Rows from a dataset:

· · · · ·

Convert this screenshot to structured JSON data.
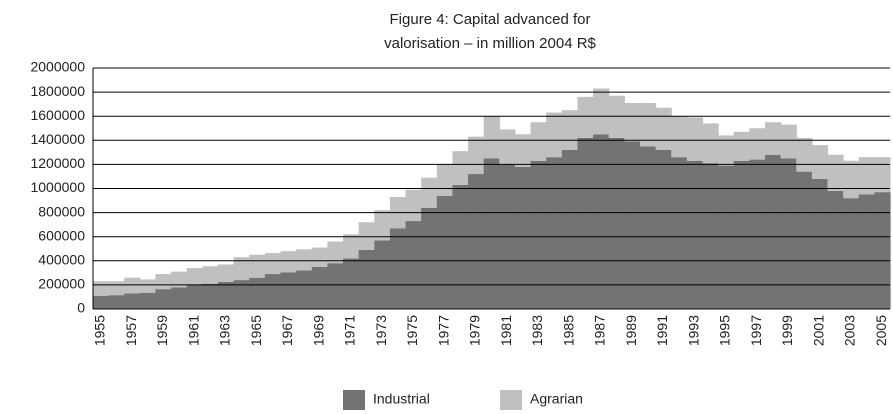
{
  "chart_data": {
    "type": "bar",
    "stacked": true,
    "title": [
      "Figure 4: Capital advanced for",
      "valorisation  –  in million 2004 R$"
    ],
    "categories": [
      "1955",
      null,
      "1957",
      null,
      "1959",
      null,
      "1961",
      null,
      "1963",
      null,
      "1965",
      null,
      "1967",
      null,
      "1969",
      null,
      "1971",
      null,
      "1973",
      null,
      "1975",
      null,
      "1977",
      null,
      "1979",
      null,
      "1981",
      null,
      "1983",
      null,
      "1985",
      null,
      "1987",
      null,
      "1989",
      null,
      "1991",
      null,
      "1993",
      null,
      "1995",
      null,
      "1997",
      null,
      "1999",
      null,
      "2001",
      null,
      "2003",
      null,
      "2005"
    ],
    "series": [
      {
        "name": "Industrial",
        "color": "#737373",
        "values": [
          110000,
          115000,
          130000,
          135000,
          165000,
          180000,
          200000,
          210000,
          225000,
          240000,
          260000,
          290000,
          305000,
          320000,
          350000,
          380000,
          420000,
          490000,
          570000,
          670000,
          730000,
          840000,
          940000,
          1030000,
          1120000,
          1250000,
          1200000,
          1180000,
          1230000,
          1260000,
          1320000,
          1420000,
          1450000,
          1420000,
          1390000,
          1350000,
          1320000,
          1260000,
          1230000,
          1210000,
          1190000,
          1230000,
          1240000,
          1280000,
          1250000,
          1140000,
          1080000,
          980000,
          920000,
          950000,
          970000
        ]
      },
      {
        "name": "Agrarian",
        "color": "#c0c0c0",
        "values": [
          120000,
          115000,
          130000,
          110000,
          125000,
          130000,
          140000,
          145000,
          145000,
          190000,
          190000,
          175000,
          175000,
          175000,
          160000,
          180000,
          200000,
          230000,
          250000,
          260000,
          260000,
          250000,
          260000,
          280000,
          310000,
          350000,
          290000,
          270000,
          320000,
          370000,
          330000,
          340000,
          380000,
          350000,
          320000,
          360000,
          350000,
          340000,
          360000,
          330000,
          250000,
          240000,
          260000,
          270000,
          280000,
          280000,
          280000,
          300000,
          310000,
          310000,
          290000
        ]
      }
    ],
    "ylim": [
      0,
      2000000
    ],
    "yticks": [
      0,
      200000,
      400000,
      600000,
      800000,
      1000000,
      1200000,
      1400000,
      1600000,
      1800000,
      2000000
    ],
    "grid": true
  }
}
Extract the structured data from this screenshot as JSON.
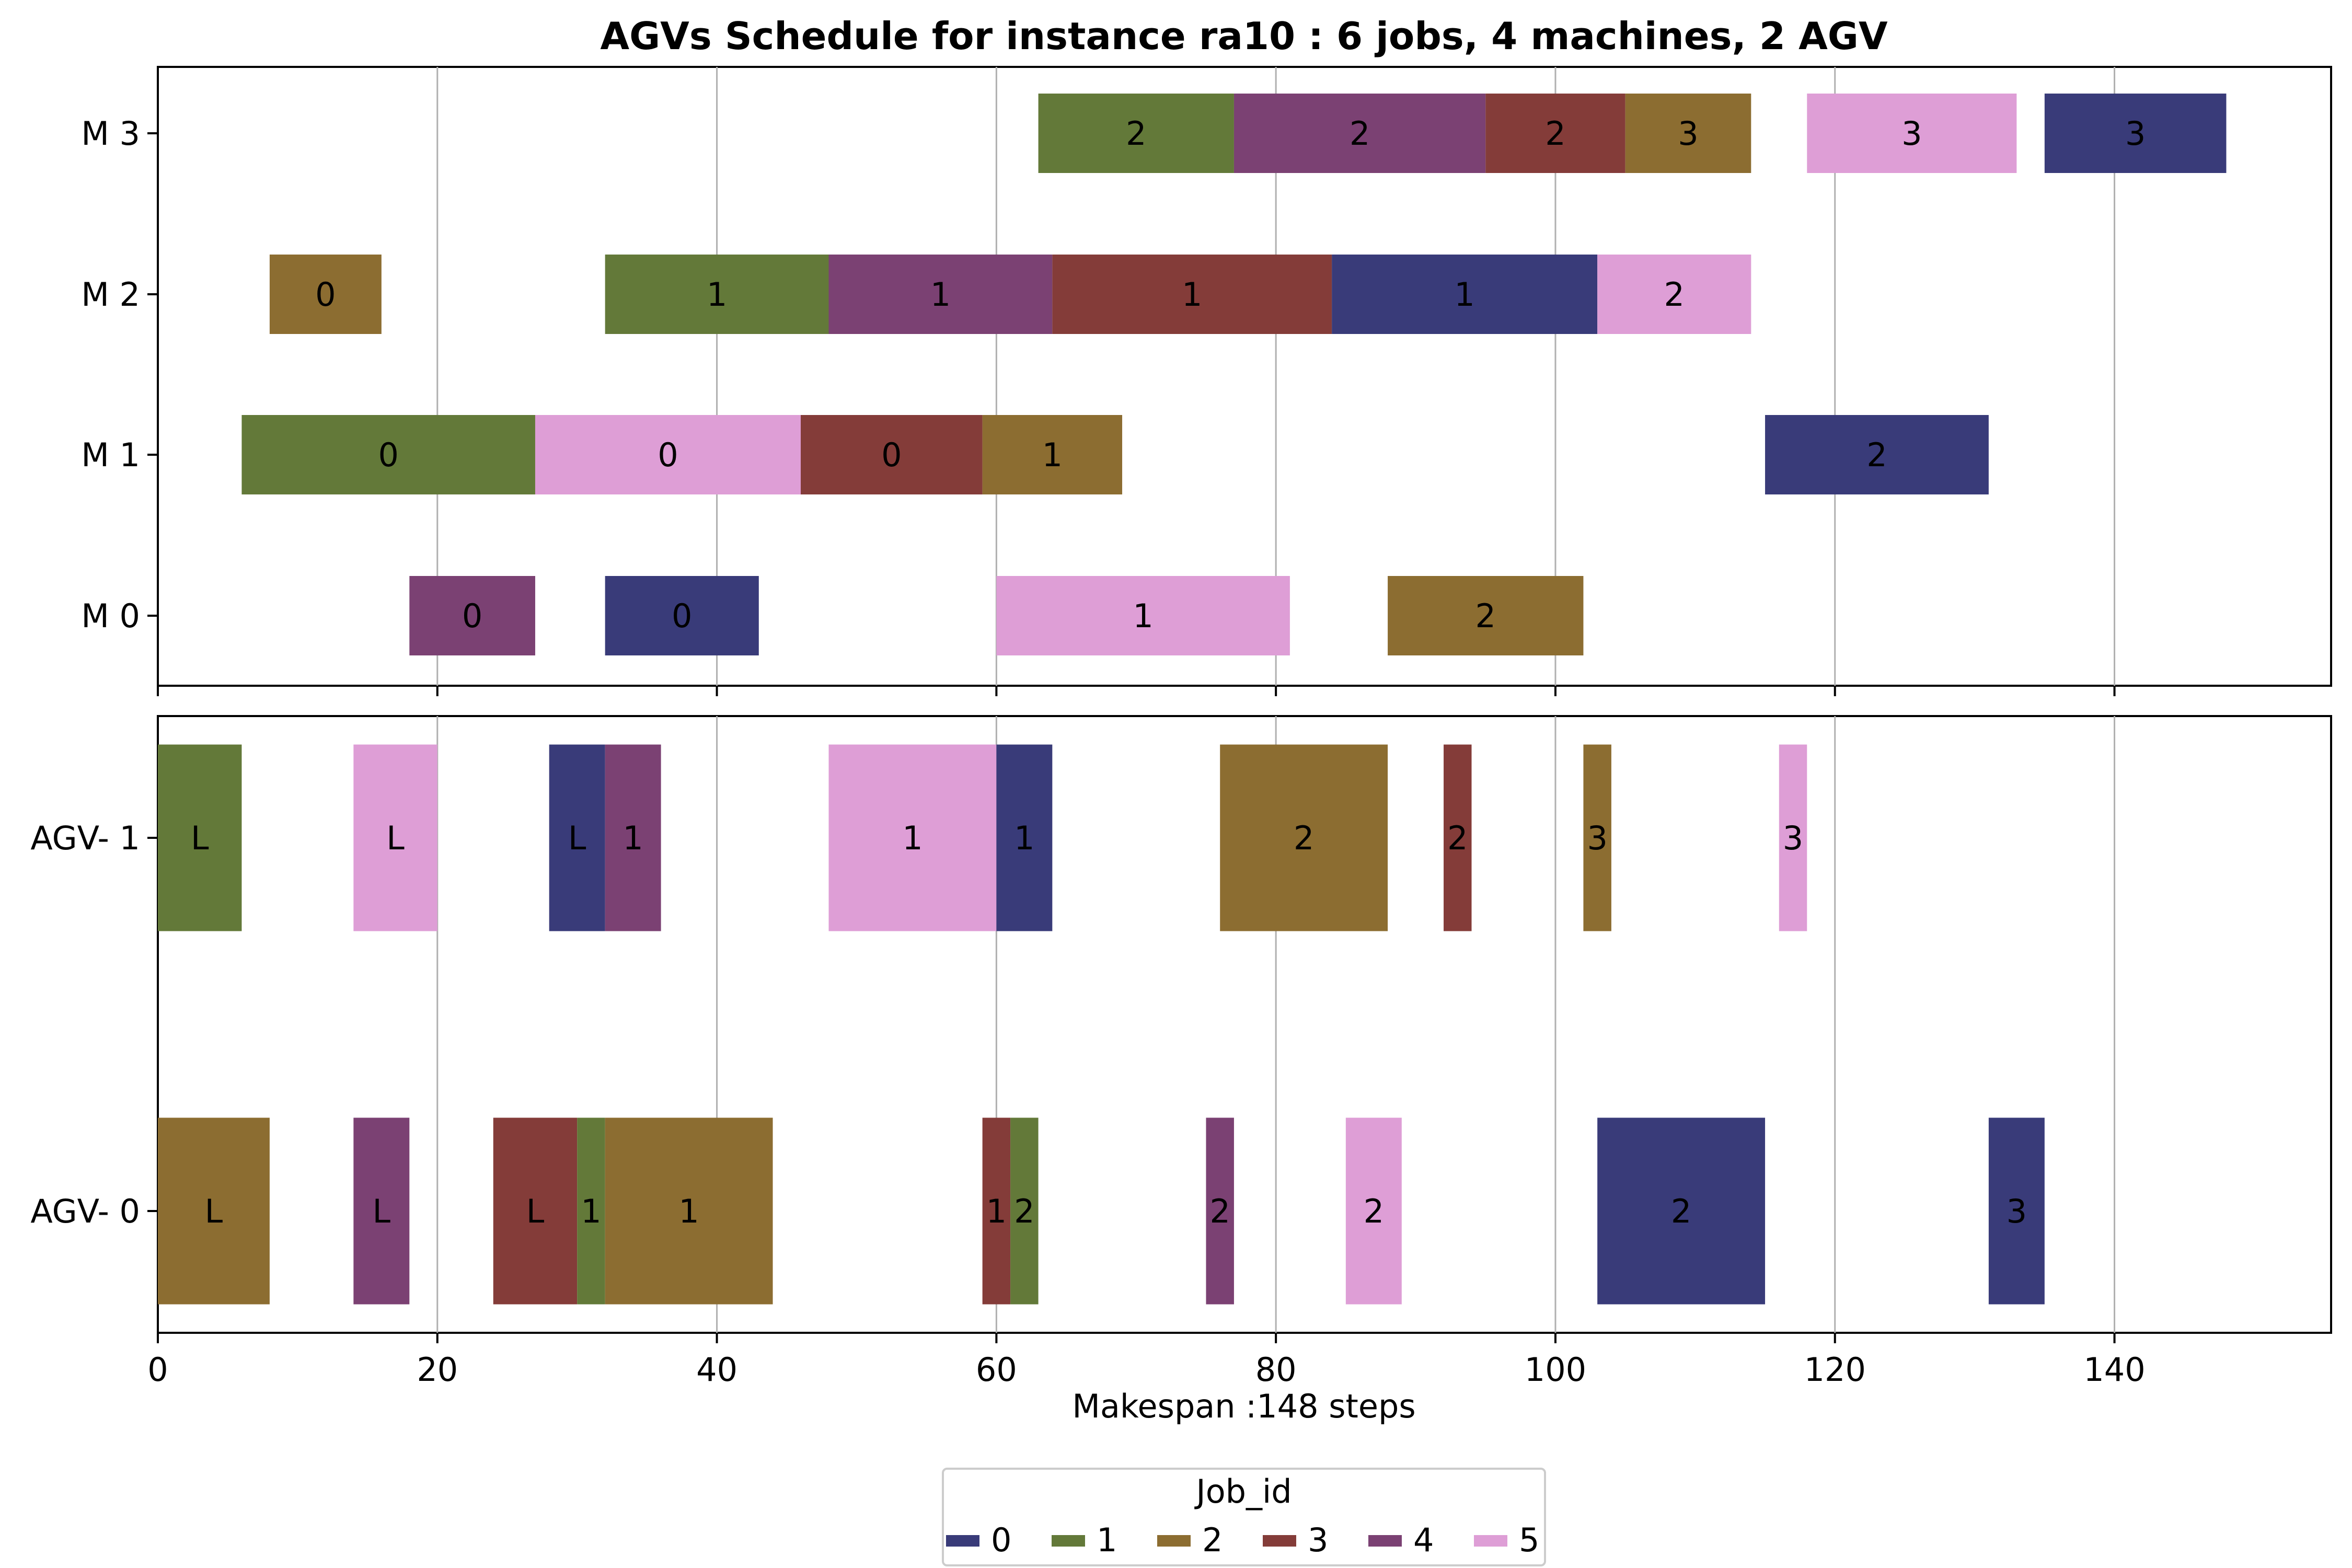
{
  "chart_data": {
    "type": "gantt",
    "title": "AGVs Schedule for instance ra10  : 6 jobs, 4 machines, 2 AGV",
    "xlabel": "Makespan :148 steps",
    "xlim": [
      0,
      155.5
    ],
    "xticks": [
      0,
      20,
      40,
      60,
      80,
      100,
      120,
      140
    ],
    "grid": true,
    "legend": {
      "title": "Job_id",
      "placement": "bottom-center",
      "entries": [
        {
          "label": "0",
          "job": 0
        },
        {
          "label": "1",
          "job": 1
        },
        {
          "label": "2",
          "job": 2
        },
        {
          "label": "3",
          "job": 3
        },
        {
          "label": "4",
          "job": 4
        },
        {
          "label": "5",
          "job": 5
        }
      ]
    },
    "job_colors": {
      "0": "#393b79",
      "1": "#637939",
      "2": "#8c6d31",
      "3": "#843c39",
      "4": "#7b4173",
      "5": "#de9ed6"
    },
    "machine_panel": {
      "rows": [
        "M 0",
        "M 1",
        "M 2",
        "M 3"
      ],
      "tasks": [
        {
          "row": "M 3",
          "job": 1,
          "start": 63,
          "end": 77,
          "label": "2"
        },
        {
          "row": "M 3",
          "job": 4,
          "start": 77,
          "end": 95,
          "label": "2"
        },
        {
          "row": "M 3",
          "job": 3,
          "start": 95,
          "end": 105,
          "label": "2"
        },
        {
          "row": "M 3",
          "job": 2,
          "start": 105,
          "end": 114,
          "label": "3"
        },
        {
          "row": "M 3",
          "job": 5,
          "start": 118,
          "end": 133,
          "label": "3"
        },
        {
          "row": "M 3",
          "job": 0,
          "start": 135,
          "end": 148,
          "label": "3"
        },
        {
          "row": "M 2",
          "job": 2,
          "start": 8,
          "end": 16,
          "label": "0"
        },
        {
          "row": "M 2",
          "job": 1,
          "start": 32,
          "end": 48,
          "label": "1"
        },
        {
          "row": "M 2",
          "job": 4,
          "start": 48,
          "end": 64,
          "label": "1"
        },
        {
          "row": "M 2",
          "job": 3,
          "start": 64,
          "end": 84,
          "label": "1"
        },
        {
          "row": "M 2",
          "job": 0,
          "start": 84,
          "end": 103,
          "label": "1"
        },
        {
          "row": "M 2",
          "job": 5,
          "start": 103,
          "end": 114,
          "label": "2"
        },
        {
          "row": "M 1",
          "job": 1,
          "start": 6,
          "end": 27,
          "label": "0"
        },
        {
          "row": "M 1",
          "job": 5,
          "start": 27,
          "end": 46,
          "label": "0"
        },
        {
          "row": "M 1",
          "job": 3,
          "start": 46,
          "end": 59,
          "label": "0"
        },
        {
          "row": "M 1",
          "job": 2,
          "start": 59,
          "end": 69,
          "label": "1"
        },
        {
          "row": "M 1",
          "job": 0,
          "start": 115,
          "end": 131,
          "label": "2"
        },
        {
          "row": "M 0",
          "job": 4,
          "start": 18,
          "end": 27,
          "label": "0"
        },
        {
          "row": "M 0",
          "job": 0,
          "start": 32,
          "end": 43,
          "label": "0"
        },
        {
          "row": "M 0",
          "job": 5,
          "start": 60,
          "end": 81,
          "label": "1"
        },
        {
          "row": "M 0",
          "job": 2,
          "start": 88,
          "end": 102,
          "label": "2"
        }
      ]
    },
    "agv_panel": {
      "rows": [
        "AGV- 0",
        "AGV- 1"
      ],
      "tasks": [
        {
          "row": "AGV- 1",
          "job": 1,
          "start": 0,
          "end": 6,
          "label": "L"
        },
        {
          "row": "AGV- 1",
          "job": 5,
          "start": 14,
          "end": 20,
          "label": "L"
        },
        {
          "row": "AGV- 1",
          "job": 0,
          "start": 28,
          "end": 32,
          "label": "L"
        },
        {
          "row": "AGV- 1",
          "job": 4,
          "start": 32,
          "end": 36,
          "label": "1"
        },
        {
          "row": "AGV- 1",
          "job": 5,
          "start": 48,
          "end": 60,
          "label": "1"
        },
        {
          "row": "AGV- 1",
          "job": 0,
          "start": 60,
          "end": 64,
          "label": "1"
        },
        {
          "row": "AGV- 1",
          "job": 2,
          "start": 76,
          "end": 88,
          "label": "2"
        },
        {
          "row": "AGV- 1",
          "job": 3,
          "start": 92,
          "end": 94,
          "label": "2"
        },
        {
          "row": "AGV- 1",
          "job": 2,
          "start": 102,
          "end": 104,
          "label": "3"
        },
        {
          "row": "AGV- 1",
          "job": 5,
          "start": 116,
          "end": 118,
          "label": "3"
        },
        {
          "row": "AGV- 0",
          "job": 2,
          "start": 0,
          "end": 8,
          "label": "L"
        },
        {
          "row": "AGV- 0",
          "job": 4,
          "start": 14,
          "end": 18,
          "label": "L"
        },
        {
          "row": "AGV- 0",
          "job": 3,
          "start": 24,
          "end": 30,
          "label": "L"
        },
        {
          "row": "AGV- 0",
          "job": 1,
          "start": 30,
          "end": 32,
          "label": "1"
        },
        {
          "row": "AGV- 0",
          "job": 2,
          "start": 32,
          "end": 44,
          "label": "1"
        },
        {
          "row": "AGV- 0",
          "job": 3,
          "start": 59,
          "end": 61,
          "label": "1"
        },
        {
          "row": "AGV- 0",
          "job": 1,
          "start": 61,
          "end": 63,
          "label": "2"
        },
        {
          "row": "AGV- 0",
          "job": 4,
          "start": 75,
          "end": 77,
          "label": "2"
        },
        {
          "row": "AGV- 0",
          "job": 5,
          "start": 85,
          "end": 89,
          "label": "2"
        },
        {
          "row": "AGV- 0",
          "job": 0,
          "start": 103,
          "end": 115,
          "label": "2"
        },
        {
          "row": "AGV- 0",
          "job": 0,
          "start": 131,
          "end": 135,
          "label": "3"
        }
      ]
    }
  }
}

· · · · ·

▸ Task requirements
Where a line above contains the word "title", copy that line.

▸ Solved problem
    "title": [
    "title": "AGVs Schedule for instance ra10  : 6 jobs, 4 machines, 2 AGV",
      "title": "Job_id",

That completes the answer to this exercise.